- [Problem] List all lines of the data containing the word "Marinescu".

- [Data section]
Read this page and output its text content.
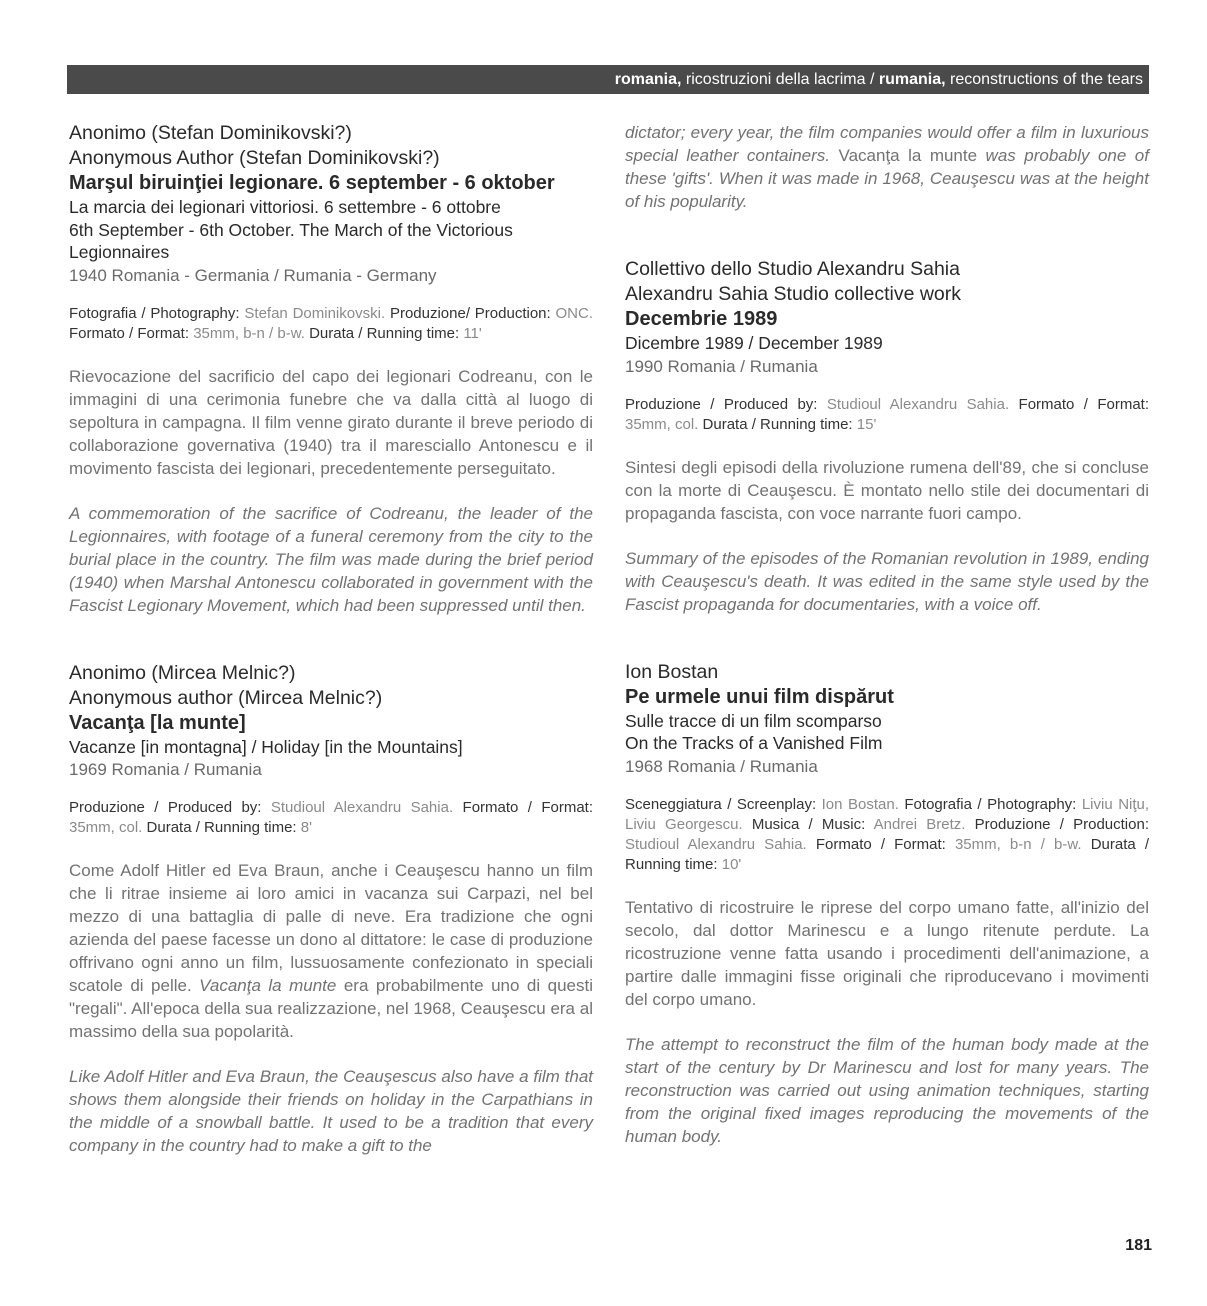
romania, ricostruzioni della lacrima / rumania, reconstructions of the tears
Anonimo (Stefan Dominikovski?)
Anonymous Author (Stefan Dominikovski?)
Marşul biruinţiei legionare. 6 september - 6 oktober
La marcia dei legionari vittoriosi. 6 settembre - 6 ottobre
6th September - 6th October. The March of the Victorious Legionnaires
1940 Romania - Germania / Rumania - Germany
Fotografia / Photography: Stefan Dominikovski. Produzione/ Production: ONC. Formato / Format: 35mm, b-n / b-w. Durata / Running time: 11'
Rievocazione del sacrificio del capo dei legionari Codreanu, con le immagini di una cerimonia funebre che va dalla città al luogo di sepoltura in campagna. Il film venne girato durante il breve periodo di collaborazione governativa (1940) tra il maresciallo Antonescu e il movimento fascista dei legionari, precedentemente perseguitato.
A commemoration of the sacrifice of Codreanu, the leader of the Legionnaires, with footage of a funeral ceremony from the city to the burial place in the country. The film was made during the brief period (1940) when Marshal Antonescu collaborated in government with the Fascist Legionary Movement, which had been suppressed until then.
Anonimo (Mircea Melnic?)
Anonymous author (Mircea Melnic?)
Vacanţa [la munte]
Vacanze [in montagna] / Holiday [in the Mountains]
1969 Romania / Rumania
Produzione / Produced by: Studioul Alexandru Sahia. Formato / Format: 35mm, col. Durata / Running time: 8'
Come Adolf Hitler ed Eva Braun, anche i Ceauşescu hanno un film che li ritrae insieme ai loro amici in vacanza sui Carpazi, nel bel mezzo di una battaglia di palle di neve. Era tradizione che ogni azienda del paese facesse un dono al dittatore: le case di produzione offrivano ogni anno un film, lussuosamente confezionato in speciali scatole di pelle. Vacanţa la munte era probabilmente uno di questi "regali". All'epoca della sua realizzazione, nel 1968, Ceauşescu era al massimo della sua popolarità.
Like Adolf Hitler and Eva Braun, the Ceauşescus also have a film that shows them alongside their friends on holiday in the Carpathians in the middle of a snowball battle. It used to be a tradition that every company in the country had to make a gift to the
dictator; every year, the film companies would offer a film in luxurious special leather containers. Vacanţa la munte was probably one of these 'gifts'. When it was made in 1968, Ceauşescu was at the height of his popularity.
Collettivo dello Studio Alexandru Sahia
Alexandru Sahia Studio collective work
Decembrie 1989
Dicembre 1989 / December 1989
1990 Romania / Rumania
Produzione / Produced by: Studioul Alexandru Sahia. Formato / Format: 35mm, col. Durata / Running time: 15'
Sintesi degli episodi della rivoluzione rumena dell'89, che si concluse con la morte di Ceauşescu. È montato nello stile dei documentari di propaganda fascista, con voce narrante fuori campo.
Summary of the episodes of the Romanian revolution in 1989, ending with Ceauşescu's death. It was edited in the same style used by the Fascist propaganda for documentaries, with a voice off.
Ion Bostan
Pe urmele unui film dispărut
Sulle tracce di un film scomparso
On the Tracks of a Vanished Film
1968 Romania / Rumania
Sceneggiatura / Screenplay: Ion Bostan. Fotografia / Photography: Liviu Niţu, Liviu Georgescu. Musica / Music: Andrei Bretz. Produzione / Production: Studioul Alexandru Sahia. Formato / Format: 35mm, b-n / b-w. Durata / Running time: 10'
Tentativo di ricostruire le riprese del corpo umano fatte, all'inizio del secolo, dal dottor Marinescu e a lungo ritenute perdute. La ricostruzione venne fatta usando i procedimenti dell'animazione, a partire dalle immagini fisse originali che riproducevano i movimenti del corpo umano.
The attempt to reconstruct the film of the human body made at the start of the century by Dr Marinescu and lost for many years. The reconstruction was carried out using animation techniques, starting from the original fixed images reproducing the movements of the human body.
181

- [The solution]
Tentativo di ricostruire le riprese del corpo umano fatte, all'inizio del secolo, dal dottor Marinescu e a lungo ritenute perdute. La ricostruzione venne fatta usando i procedimenti dell'animazione, a partire dalle immagini fisse originali che riproducevano i movimenti del corpo umano.
The attempt to reconstruct the film of the human body made at the start of the century by Dr Marinescu and lost for many years. The reconstruction was carried out using animation techniques, starting from the original fixed images reproducing the movements of the human body.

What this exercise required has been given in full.